- [Given problem] Each record below is to be reproduced without any change.

Extracts from a graphics dataset
-- BEGIN --

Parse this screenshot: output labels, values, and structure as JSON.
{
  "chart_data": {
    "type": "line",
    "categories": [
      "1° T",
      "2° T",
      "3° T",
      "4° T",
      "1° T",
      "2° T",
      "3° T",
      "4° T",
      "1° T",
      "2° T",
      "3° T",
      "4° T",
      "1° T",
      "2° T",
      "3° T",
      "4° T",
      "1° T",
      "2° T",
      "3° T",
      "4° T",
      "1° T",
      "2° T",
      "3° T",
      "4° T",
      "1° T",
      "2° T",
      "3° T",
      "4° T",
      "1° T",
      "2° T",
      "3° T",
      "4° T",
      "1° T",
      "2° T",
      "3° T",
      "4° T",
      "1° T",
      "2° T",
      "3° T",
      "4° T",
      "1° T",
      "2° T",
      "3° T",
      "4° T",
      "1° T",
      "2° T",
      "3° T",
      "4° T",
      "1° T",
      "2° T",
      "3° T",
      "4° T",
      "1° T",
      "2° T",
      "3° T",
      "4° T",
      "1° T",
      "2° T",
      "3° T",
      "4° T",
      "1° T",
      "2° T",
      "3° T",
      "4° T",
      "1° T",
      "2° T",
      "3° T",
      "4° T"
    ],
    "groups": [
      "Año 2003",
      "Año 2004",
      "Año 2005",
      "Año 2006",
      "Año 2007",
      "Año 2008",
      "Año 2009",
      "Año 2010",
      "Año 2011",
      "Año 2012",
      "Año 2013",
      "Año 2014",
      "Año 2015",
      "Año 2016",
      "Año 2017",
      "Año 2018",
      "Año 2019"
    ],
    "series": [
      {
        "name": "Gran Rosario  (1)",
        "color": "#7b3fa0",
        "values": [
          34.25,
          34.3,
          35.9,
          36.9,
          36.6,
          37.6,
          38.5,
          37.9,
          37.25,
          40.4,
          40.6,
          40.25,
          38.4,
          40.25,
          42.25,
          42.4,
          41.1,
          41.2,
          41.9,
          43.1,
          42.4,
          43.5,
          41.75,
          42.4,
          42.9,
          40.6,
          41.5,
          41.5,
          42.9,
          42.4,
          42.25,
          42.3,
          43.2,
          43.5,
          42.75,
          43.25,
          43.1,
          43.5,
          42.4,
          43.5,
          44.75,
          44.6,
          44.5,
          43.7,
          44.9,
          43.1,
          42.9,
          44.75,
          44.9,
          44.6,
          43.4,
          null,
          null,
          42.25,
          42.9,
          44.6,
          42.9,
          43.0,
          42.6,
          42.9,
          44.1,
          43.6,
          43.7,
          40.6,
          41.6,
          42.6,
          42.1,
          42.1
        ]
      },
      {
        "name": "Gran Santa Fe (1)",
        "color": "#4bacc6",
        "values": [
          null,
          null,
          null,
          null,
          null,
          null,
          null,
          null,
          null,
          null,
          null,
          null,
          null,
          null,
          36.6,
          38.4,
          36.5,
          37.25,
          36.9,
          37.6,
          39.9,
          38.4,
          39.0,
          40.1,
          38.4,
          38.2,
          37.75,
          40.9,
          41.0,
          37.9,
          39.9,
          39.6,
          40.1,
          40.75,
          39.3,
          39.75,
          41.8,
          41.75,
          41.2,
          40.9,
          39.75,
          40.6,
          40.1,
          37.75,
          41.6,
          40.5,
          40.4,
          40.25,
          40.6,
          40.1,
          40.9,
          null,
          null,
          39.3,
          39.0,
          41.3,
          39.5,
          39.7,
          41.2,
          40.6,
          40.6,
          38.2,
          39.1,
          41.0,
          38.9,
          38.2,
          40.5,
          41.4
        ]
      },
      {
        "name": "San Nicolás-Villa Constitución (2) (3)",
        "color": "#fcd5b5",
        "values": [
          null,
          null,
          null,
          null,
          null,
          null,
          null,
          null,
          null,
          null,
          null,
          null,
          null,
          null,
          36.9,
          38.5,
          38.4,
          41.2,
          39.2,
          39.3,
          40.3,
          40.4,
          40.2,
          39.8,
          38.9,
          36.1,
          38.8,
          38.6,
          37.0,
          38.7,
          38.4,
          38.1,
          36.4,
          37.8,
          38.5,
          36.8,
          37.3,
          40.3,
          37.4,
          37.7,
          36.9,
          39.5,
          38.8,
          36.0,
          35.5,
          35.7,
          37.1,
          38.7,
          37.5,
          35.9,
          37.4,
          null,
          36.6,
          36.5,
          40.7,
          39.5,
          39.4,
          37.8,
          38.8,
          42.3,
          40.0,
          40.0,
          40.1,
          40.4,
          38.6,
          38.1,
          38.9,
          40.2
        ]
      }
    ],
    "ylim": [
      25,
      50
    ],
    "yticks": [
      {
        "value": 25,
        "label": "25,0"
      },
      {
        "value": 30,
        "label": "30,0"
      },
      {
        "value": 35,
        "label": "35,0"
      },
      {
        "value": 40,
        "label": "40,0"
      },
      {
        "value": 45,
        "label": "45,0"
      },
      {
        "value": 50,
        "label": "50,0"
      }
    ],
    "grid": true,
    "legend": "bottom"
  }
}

-- END --

- [Output for this task]
Parse this screenshot: output labels, values, and structure as JSON.
{
  "chart_data": {
    "type": "line",
    "categories": [
      "1° T",
      "2° T",
      "3° T",
      "4° T",
      "1° T",
      "2° T",
      "3° T",
      "4° T",
      "1° T",
      "2° T",
      "3° T",
      "4° T",
      "1° T",
      "2° T",
      "3° T",
      "4° T",
      "1° T",
      "2° T",
      "3° T",
      "4° T",
      "1° T",
      "2° T",
      "3° T",
      "4° T",
      "1° T",
      "2° T",
      "3° T",
      "4° T",
      "1° T",
      "2° T",
      "3° T",
      "4° T",
      "1° T",
      "2° T",
      "3° T",
      "4° T",
      "1° T",
      "2° T",
      "3° T",
      "4° T",
      "1° T",
      "2° T",
      "3° T",
      "4° T",
      "1° T",
      "2° T",
      "3° T",
      "4° T",
      "1° T",
      "2° T",
      "3° T",
      "4° T",
      "1° T",
      "2° T",
      "3° T",
      "4° T",
      "1° T",
      "2° T",
      "3° T",
      "4° T",
      "1° T",
      "2° T",
      "3° T",
      "4° T",
      "1° T",
      "2° T",
      "3° T",
      "4° T"
    ],
    "groups": [
      "Año 2003",
      "Año 2004",
      "Año 2005",
      "Año 2006",
      "Año 2007",
      "Año 2008",
      "Año 2009",
      "Año 2010",
      "Año 2011",
      "Año 2012",
      "Año 2013",
      "Año 2014",
      "Año 2015",
      "Año 2016",
      "Año 2017",
      "Año 2018",
      "Año 2019"
    ],
    "series": [
      {
        "name": "Gran Rosario  (1)",
        "color": "#7b3fa0",
        "values": [
          34.25,
          34.3,
          35.9,
          36.9,
          36.6,
          37.6,
          38.5,
          37.9,
          37.25,
          40.4,
          40.6,
          40.25,
          38.4,
          40.25,
          42.25,
          42.4,
          41.1,
          41.2,
          41.9,
          43.1,
          42.4,
          43.5,
          41.75,
          42.4,
          42.9,
          40.6,
          41.5,
          41.5,
          42.9,
          42.4,
          42.25,
          42.3,
          43.2,
          43.5,
          42.75,
          43.25,
          43.1,
          43.5,
          42.4,
          43.5,
          44.75,
          44.6,
          44.5,
          43.7,
          44.9,
          43.1,
          42.9,
          44.75,
          44.9,
          44.6,
          43.4,
          null,
          null,
          42.25,
          42.9,
          44.6,
          42.9,
          43.0,
          42.6,
          42.9,
          44.1,
          43.6,
          43.7,
          40.6,
          41.6,
          42.6,
          42.1,
          42.1
        ]
      },
      {
        "name": "Gran Santa Fe (1)",
        "color": "#4bacc6",
        "values": [
          null,
          null,
          null,
          null,
          null,
          null,
          null,
          null,
          null,
          null,
          null,
          null,
          null,
          null,
          36.6,
          38.4,
          36.5,
          37.25,
          36.9,
          37.6,
          39.9,
          38.4,
          39.0,
          40.1,
          38.4,
          38.2,
          37.75,
          40.9,
          41.0,
          37.9,
          39.9,
          39.6,
          40.1,
          40.75,
          39.3,
          39.75,
          41.8,
          41.75,
          41.2,
          40.9,
          39.75,
          40.6,
          40.1,
          37.75,
          41.6,
          40.5,
          40.4,
          40.25,
          40.6,
          40.1,
          40.9,
          null,
          null,
          39.3,
          39.0,
          41.3,
          39.5,
          39.7,
          41.2,
          40.6,
          40.6,
          38.2,
          39.1,
          41.0,
          38.9,
          38.2,
          40.5,
          41.4
        ]
      },
      {
        "name": "San Nicolás-Villa Constitución (2) (3)",
        "color": "#fcd5b5",
        "values": [
          null,
          null,
          null,
          null,
          null,
          null,
          null,
          null,
          null,
          null,
          null,
          null,
          null,
          null,
          36.9,
          38.5,
          38.4,
          41.2,
          39.2,
          39.3,
          40.3,
          40.4,
          40.2,
          39.8,
          38.9,
          36.1,
          38.8,
          38.6,
          37.0,
          38.7,
          38.4,
          38.1,
          36.4,
          37.8,
          38.5,
          36.8,
          37.3,
          40.3,
          37.4,
          37.7,
          36.9,
          39.5,
          38.8,
          36.0,
          35.5,
          35.7,
          37.1,
          38.7,
          37.5,
          35.9,
          37.4,
          null,
          36.6,
          36.5,
          40.7,
          39.5,
          39.4,
          37.8,
          38.8,
          42.3,
          40.0,
          40.0,
          40.1,
          40.4,
          38.6,
          38.1,
          38.9,
          40.2
        ]
      }
    ],
    "ylim": [
      25,
      50
    ],
    "yticks": [
      {
        "value": 25,
        "label": "25,0"
      },
      {
        "value": 30,
        "label": "30,0"
      },
      {
        "value": 35,
        "label": "35,0"
      },
      {
        "value": 40,
        "label": "40,0"
      },
      {
        "value": 45,
        "label": "45,0"
      },
      {
        "value": 50,
        "label": "50,0"
      }
    ],
    "grid": true,
    "legend": "bottom"
  }
}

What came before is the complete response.